## begin

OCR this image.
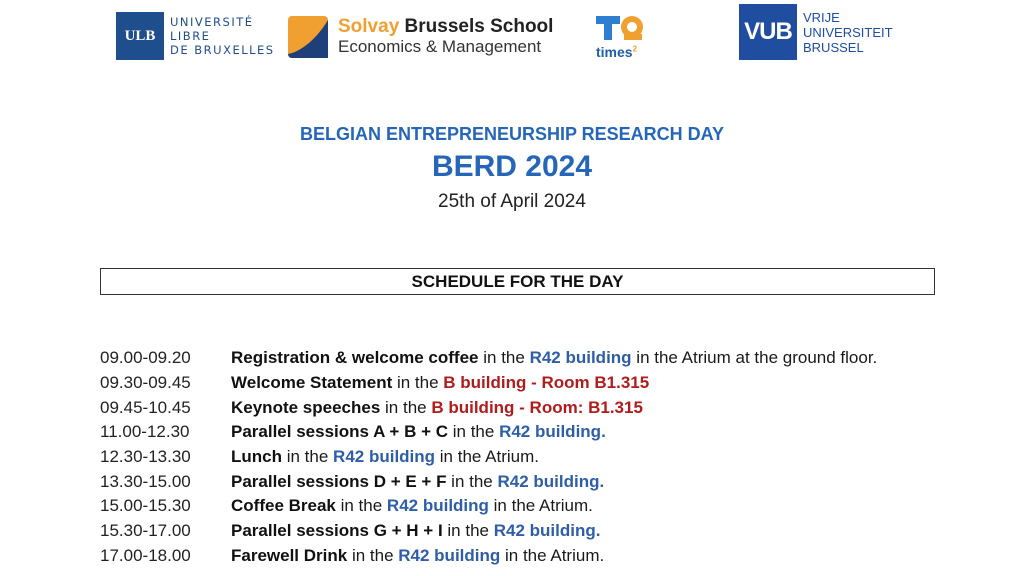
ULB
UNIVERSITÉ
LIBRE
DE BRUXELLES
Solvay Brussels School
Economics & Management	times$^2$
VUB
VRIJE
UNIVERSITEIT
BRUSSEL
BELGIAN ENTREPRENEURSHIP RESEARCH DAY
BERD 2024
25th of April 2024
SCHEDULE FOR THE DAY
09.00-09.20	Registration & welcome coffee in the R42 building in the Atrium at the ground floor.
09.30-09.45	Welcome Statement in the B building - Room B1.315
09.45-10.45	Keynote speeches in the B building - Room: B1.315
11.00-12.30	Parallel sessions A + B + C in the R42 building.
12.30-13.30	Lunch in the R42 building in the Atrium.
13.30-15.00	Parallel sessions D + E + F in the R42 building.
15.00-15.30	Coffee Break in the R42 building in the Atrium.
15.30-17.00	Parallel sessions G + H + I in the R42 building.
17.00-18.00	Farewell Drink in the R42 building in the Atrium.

## end
## begin

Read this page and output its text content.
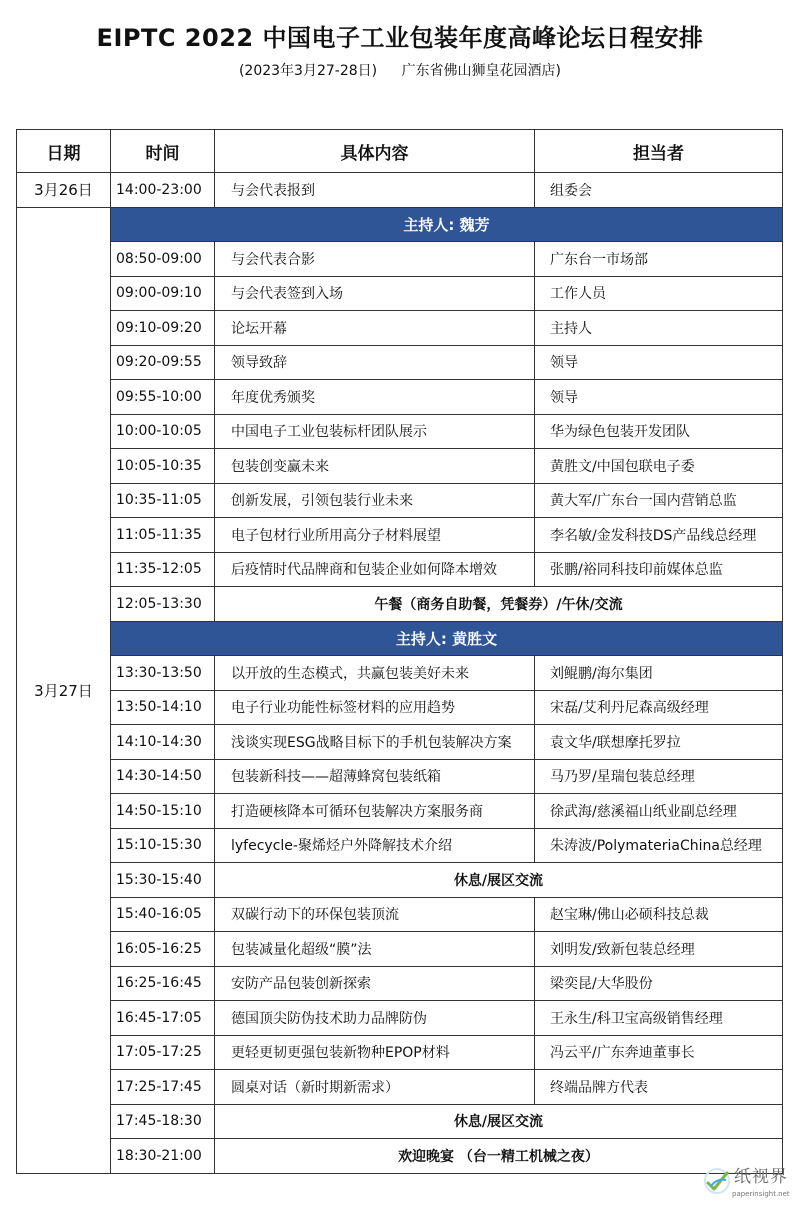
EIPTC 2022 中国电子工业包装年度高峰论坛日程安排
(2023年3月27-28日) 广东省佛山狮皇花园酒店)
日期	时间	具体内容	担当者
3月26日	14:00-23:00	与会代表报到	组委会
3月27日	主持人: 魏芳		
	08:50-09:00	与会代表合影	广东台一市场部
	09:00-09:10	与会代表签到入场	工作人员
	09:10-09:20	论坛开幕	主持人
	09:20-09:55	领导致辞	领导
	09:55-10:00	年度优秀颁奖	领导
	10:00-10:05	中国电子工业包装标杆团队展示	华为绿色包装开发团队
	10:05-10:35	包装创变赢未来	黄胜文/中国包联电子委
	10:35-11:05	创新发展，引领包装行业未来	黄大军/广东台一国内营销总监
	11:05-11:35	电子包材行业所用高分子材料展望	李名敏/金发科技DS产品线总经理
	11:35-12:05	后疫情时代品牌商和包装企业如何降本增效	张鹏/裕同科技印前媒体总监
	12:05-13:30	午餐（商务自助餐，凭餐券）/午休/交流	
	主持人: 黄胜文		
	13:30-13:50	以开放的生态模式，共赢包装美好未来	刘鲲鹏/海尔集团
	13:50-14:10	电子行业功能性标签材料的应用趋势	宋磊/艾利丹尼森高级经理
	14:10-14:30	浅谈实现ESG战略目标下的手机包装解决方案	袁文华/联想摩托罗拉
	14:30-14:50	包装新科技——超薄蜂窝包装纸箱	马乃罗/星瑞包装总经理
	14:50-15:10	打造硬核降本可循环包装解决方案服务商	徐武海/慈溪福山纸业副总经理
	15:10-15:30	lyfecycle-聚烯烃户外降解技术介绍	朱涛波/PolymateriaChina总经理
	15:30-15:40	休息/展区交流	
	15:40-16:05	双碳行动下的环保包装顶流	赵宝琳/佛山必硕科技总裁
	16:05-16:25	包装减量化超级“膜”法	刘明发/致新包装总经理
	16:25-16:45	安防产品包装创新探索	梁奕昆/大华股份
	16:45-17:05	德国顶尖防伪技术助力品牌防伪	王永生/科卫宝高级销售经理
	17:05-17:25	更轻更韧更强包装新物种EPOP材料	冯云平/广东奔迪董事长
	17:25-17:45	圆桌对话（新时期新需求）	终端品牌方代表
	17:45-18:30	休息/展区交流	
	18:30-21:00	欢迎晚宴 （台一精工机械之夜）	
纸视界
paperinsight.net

## end
## begin

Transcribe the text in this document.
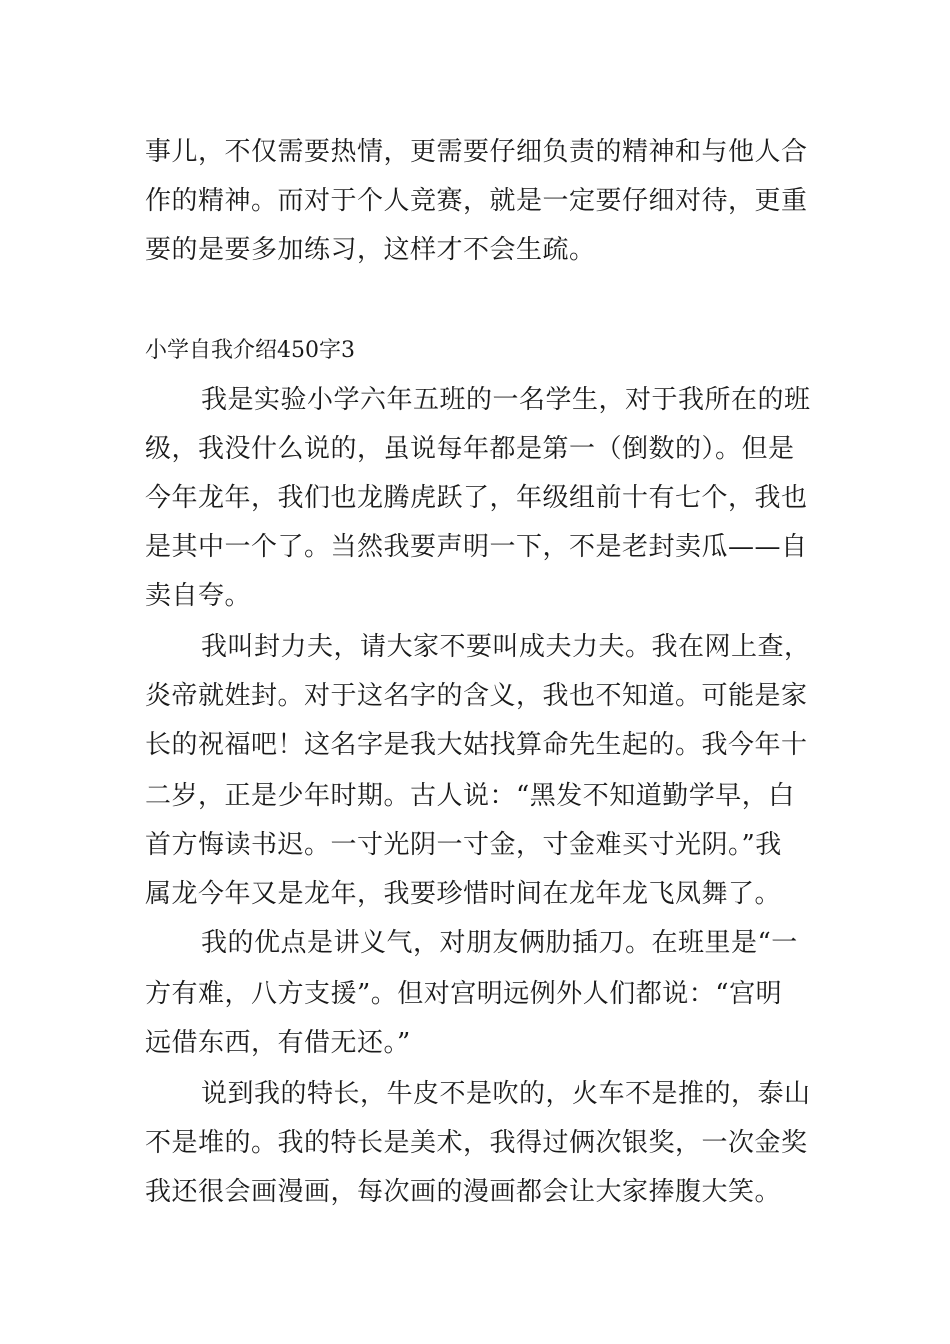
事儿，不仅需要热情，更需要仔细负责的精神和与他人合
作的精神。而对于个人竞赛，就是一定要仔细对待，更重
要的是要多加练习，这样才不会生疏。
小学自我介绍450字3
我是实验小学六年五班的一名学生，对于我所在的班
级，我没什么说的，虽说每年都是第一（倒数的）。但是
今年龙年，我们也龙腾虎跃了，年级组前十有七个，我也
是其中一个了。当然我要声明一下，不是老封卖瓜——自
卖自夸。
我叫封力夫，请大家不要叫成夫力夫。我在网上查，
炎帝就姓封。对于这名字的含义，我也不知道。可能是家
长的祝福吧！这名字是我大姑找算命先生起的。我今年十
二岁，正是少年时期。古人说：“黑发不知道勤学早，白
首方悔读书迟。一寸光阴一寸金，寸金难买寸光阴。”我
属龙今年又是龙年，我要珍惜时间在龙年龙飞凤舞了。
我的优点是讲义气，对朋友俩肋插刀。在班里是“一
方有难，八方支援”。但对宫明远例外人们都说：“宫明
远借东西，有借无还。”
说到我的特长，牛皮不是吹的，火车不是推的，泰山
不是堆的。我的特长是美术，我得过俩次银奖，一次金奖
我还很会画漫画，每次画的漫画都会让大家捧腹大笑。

## end

**TASK**. Above are the records; copy every line in them that holds the word "Parallel".

**EXERCISE ANSWER**.
11.00-12.30	Parallel sessions A + B + C in the R42 building.
13.30-15.00	Parallel sessions D + E + F in the R42 building.
15.30-17.00	Parallel sessions G + H + I in the R42 building.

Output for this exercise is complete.